• _Available records_

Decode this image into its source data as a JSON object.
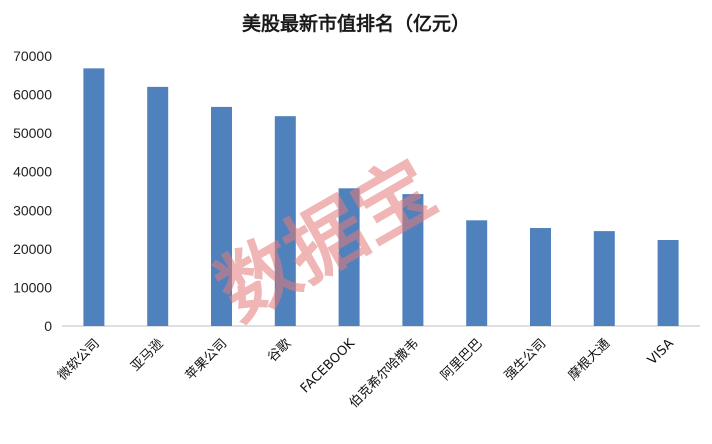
{
  "watermark": "数据宝",
  "chart_data": {
    "type": "bar",
    "title": "美股最新市值排名（亿元）",
    "xlabel": "",
    "ylabel": "",
    "categories": [
      "微软公司",
      "亚马逊",
      "苹果公司",
      "谷歌",
      "FACEBOOK",
      "伯克希尔哈撒韦",
      "阿里巴巴",
      "强生公司",
      "摩根大通",
      "VISA"
    ],
    "values": [
      66800,
      62000,
      56800,
      54400,
      35700,
      34200,
      27400,
      25400,
      24600,
      22300
    ],
    "yticks": [
      0,
      10000,
      20000,
      30000,
      40000,
      50000,
      60000,
      70000
    ],
    "ylim": [
      0,
      70000
    ],
    "grid": false,
    "bar_color": "#4f81bd",
    "legend": "none"
  }
}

• _Problem details_
Reproduce the records, all of them, word for word; omit the pictures.

• _Problem solution_
Decode this image into its source data as a JSON object.
{
  "watermark": "数据宝",
  "chart_data": {
    "type": "bar",
    "title": "美股最新市值排名（亿元）",
    "xlabel": "",
    "ylabel": "",
    "categories": [
      "微软公司",
      "亚马逊",
      "苹果公司",
      "谷歌",
      "FACEBOOK",
      "伯克希尔哈撒韦",
      "阿里巴巴",
      "强生公司",
      "摩根大通",
      "VISA"
    ],
    "values": [
      66800,
      62000,
      56800,
      54400,
      35700,
      34200,
      27400,
      25400,
      24600,
      22300
    ],
    "yticks": [
      0,
      10000,
      20000,
      30000,
      40000,
      50000,
      60000,
      70000
    ],
    "ylim": [
      0,
      70000
    ],
    "grid": false,
    "bar_color": "#4f81bd",
    "legend": "none"
  }
}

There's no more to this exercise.